>> START RECORDS PROVIDED

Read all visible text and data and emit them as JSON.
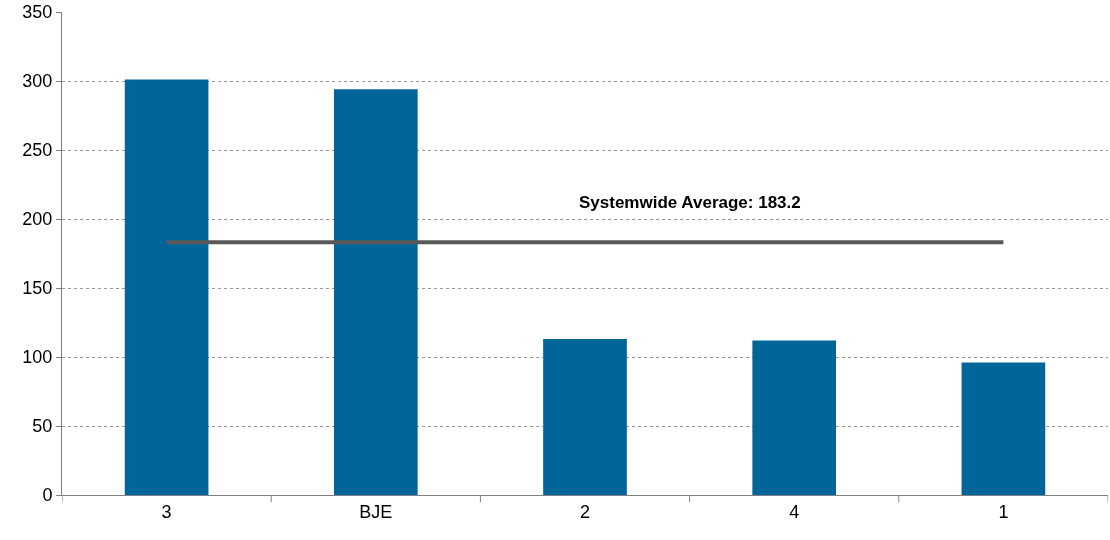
{
  "chart_data": {
    "type": "bar",
    "categories": [
      "3",
      "BJE",
      "2",
      "4",
      "1"
    ],
    "values": [
      301,
      294,
      113,
      112,
      96
    ],
    "color": "#006699",
    "ylim": [
      0,
      350
    ],
    "yticks": [
      0,
      50,
      100,
      150,
      200,
      250,
      300,
      350
    ],
    "grid": "y",
    "ref_lines": [
      {
        "axis": "y",
        "value": 183.2,
        "label": "Systemwide Average: 183.2",
        "color": "#595959",
        "line_style": "solid"
      }
    ]
  }
}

>> END RECORDS PROVIDED

* WORK TO COMPLETE *
Reproduce the material above in full, exactly, with no images.

* SOLUTION TO THE PROBLEM *
Read all visible text and data and emit them as JSON.
{
  "chart_data": {
    "type": "bar",
    "categories": [
      "3",
      "BJE",
      "2",
      "4",
      "1"
    ],
    "values": [
      301,
      294,
      113,
      112,
      96
    ],
    "color": "#006699",
    "ylim": [
      0,
      350
    ],
    "yticks": [
      0,
      50,
      100,
      150,
      200,
      250,
      300,
      350
    ],
    "grid": "y",
    "ref_lines": [
      {
        "axis": "y",
        "value": 183.2,
        "label": "Systemwide Average: 183.2",
        "color": "#595959",
        "line_style": "solid"
      }
    ]
  }
}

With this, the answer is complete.